* _Goal_
Word for word, repeat the entries, minus the pictures.

##############################

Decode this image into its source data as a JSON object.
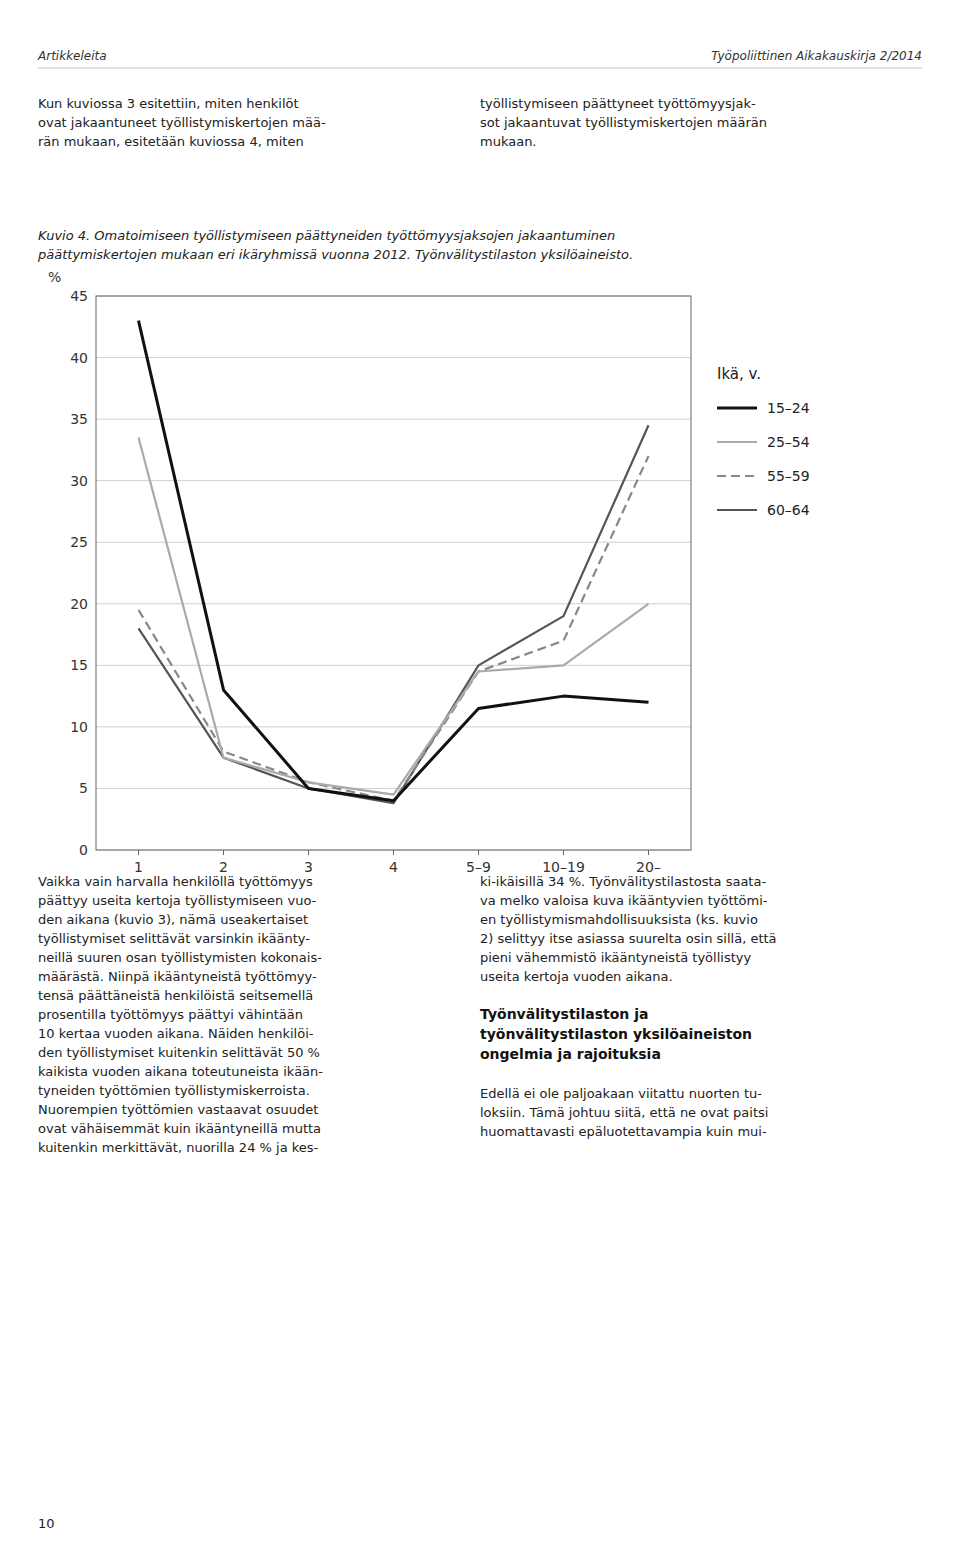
{
  "chart_data": {
    "type": "line",
    "title": "Kuvio 4. Omatoimiseen työllistymiseen päättyneiden työttömyysjaksojen jakaantuminen\npäättymiskertojen mukaan eri ikäryhmissä vuonna 2012. Työnvälitystilaston yksilöaineisto.",
    "categories": [
      "1",
      "2",
      "3",
      "4",
      "5–9",
      "10–19",
      "20–"
    ],
    "series": [
      {
        "name": "15–24",
        "color": "#111111",
        "line_style": "solid",
        "values": [
          43,
          13,
          5,
          4,
          11.5,
          12.5,
          12
        ]
      },
      {
        "name": "25–54",
        "color": "#aaaaaa",
        "line_style": "solid",
        "values": [
          33.5,
          7.5,
          5.5,
          4.5,
          14.5,
          15,
          20
        ]
      },
      {
        "name": "55–59",
        "color": "#888888",
        "line_style": "dashed",
        "values": [
          19.5,
          8.0,
          5.5,
          4.0,
          14.5,
          17,
          32
        ]
      },
      {
        "name": "60–64",
        "color": "#555555",
        "line_style": "solid",
        "values": [
          18,
          7.5,
          5.0,
          3.8,
          15,
          19,
          34.5
        ]
      }
    ],
    "ylim": [
      0,
      45
    ],
    "yticks": [
      0,
      5,
      10,
      15,
      20,
      25,
      30,
      35,
      40,
      45
    ],
    "ylabel": "%",
    "legend_title": "Ikä, v.",
    "legend": "right",
    "grid": true
  },
  "page_header_left": "Artikkeleita",
  "page_header_right": "Työpoliittinen Aikakauskirja 2/2014",
  "body_text_left": "Kun kuviossa 3 esitettiin, miten henkilöt\novat jakaantuneet työllistymiskertojen mää-\nrän mukaan, esitetään kuviossa 4, miten",
  "body_text_right": "työllistymiseen päättyneet työttömyysjak-\nsot jakaantuvat työllistymiskertojen määrän\nmukaan.",
  "bottom_text_left": "Vaikka vain harvalla henkilöllä työttömyys\npäättyy useita kertoja työllistymiseen vuo-\nden aikana (kuvio 3), nämä useakertaiset\ntyöllistymiset selittävät varsinkin ikäänty-\nneillä suuren osan työllistymisten kokonais-\nmäärästä. Niinpä ikääntyneistä työttömyy-\ntensä päättäneistä henkilöistä seitsemellä\nprosentilla työttömyys päättyi vähintään\n10 kertaa vuoden aikana. Näiden henkilöi-\nden työllistymiset kuitenkin selittävät 50 %\nkaikista vuoden aikana toteutuneista ikään-\ntyneiden työttömien työllistymiskerroista.\nNuorempien työttömien vastaavat osuudet\novat vähäisemmät kuin ikääntyneillä mutta\nkuitenkin merkittävät, nuorilla 24 % ja kes-",
  "bottom_text_right_1": "ki-ikäisillä 34 %. Työnvälitystilastosta saata-\nva melko valoisa kuva ikääntyvien työttömi-\nen työllistymismahdollisuuksista (ks. kuvio\n2) selittyy itse asiassa suurelta osin sillä, että\npieni vähemmistö ikääntyneistä työllistyy\nuseita kertoja vuoden aikana.",
  "heading": "Työnvälitystilaston ja\ntyönvälitystilaston yksilöaineiston\nongelmia ja rajoituksia",
  "bottom_text_right_2": "Edellä ei ole paljoakaan viitattu nuorten tu-\nloksiin. Tämä johtuu siitä, että ne ovat paitsi\nhuomattavasti epäluotettavampia kuin mui-",
  "footer_page_number": "10"
}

##############################

* _Result of the task_
Decode this image into its source data as a JSON object.
{
  "chart_data": {
    "type": "line",
    "title": "Kuvio 4. Omatoimiseen työllistymiseen päättyneiden työttömyysjaksojen jakaantuminen\npäättymiskertojen mukaan eri ikäryhmissä vuonna 2012. Työnvälitystilaston yksilöaineisto.",
    "categories": [
      "1",
      "2",
      "3",
      "4",
      "5–9",
      "10–19",
      "20–"
    ],
    "series": [
      {
        "name": "15–24",
        "color": "#111111",
        "line_style": "solid",
        "values": [
          43,
          13,
          5,
          4,
          11.5,
          12.5,
          12
        ]
      },
      {
        "name": "25–54",
        "color": "#aaaaaa",
        "line_style": "solid",
        "values": [
          33.5,
          7.5,
          5.5,
          4.5,
          14.5,
          15,
          20
        ]
      },
      {
        "name": "55–59",
        "color": "#888888",
        "line_style": "dashed",
        "values": [
          19.5,
          8.0,
          5.5,
          4.0,
          14.5,
          17,
          32
        ]
      },
      {
        "name": "60–64",
        "color": "#555555",
        "line_style": "solid",
        "values": [
          18,
          7.5,
          5.0,
          3.8,
          15,
          19,
          34.5
        ]
      }
    ],
    "ylim": [
      0,
      45
    ],
    "yticks": [
      0,
      5,
      10,
      15,
      20,
      25,
      30,
      35,
      40,
      45
    ],
    "ylabel": "%",
    "legend_title": "Ikä, v.",
    "legend": "right",
    "grid": true
  },
  "page_header_left": "Artikkeleita",
  "page_header_right": "Työpoliittinen Aikakauskirja 2/2014",
  "body_text_left": "Kun kuviossa 3 esitettiin, miten henkilöt\novat jakaantuneet työllistymiskertojen mää-\nrän mukaan, esitetään kuviossa 4, miten",
  "body_text_right": "työllistymiseen päättyneet työttömyysjak-\nsot jakaantuvat työllistymiskertojen määrän\nmukaan.",
  "bottom_text_left": "Vaikka vain harvalla henkilöllä työttömyys\npäättyy useita kertoja työllistymiseen vuo-\nden aikana (kuvio 3), nämä useakertaiset\ntyöllistymiset selittävät varsinkin ikäänty-\nneillä suuren osan työllistymisten kokonais-\nmäärästä. Niinpä ikääntyneistä työttömyy-\ntensä päättäneistä henkilöistä seitsemellä\nprosentilla työttömyys päättyi vähintään\n10 kertaa vuoden aikana. Näiden henkilöi-\nden työllistymiset kuitenkin selittävät 50 %\nkaikista vuoden aikana toteutuneista ikään-\ntyneiden työttömien työllistymiskerroista.\nNuorempien työttömien vastaavat osuudet\novat vähäisemmät kuin ikääntyneillä mutta\nkuitenkin merkittävät, nuorilla 24 % ja kes-",
  "bottom_text_right_1": "ki-ikäisillä 34 %. Työnvälitystilastosta saata-\nva melko valoisa kuva ikääntyvien työttömi-\nen työllistymismahdollisuuksista (ks. kuvio\n2) selittyy itse asiassa suurelta osin sillä, että\npieni vähemmistö ikääntyneistä työllistyy\nuseita kertoja vuoden aikana.",
  "heading": "Työnvälitystilaston ja\ntyönvälitystilaston yksilöaineiston\nongelmia ja rajoituksia",
  "bottom_text_right_2": "Edellä ei ole paljoakaan viitattu nuorten tu-\nloksiin. Tämä johtuu siitä, että ne ovat paitsi\nhuomattavasti epäluotettavampia kuin mui-",
  "footer_page_number": "10"
}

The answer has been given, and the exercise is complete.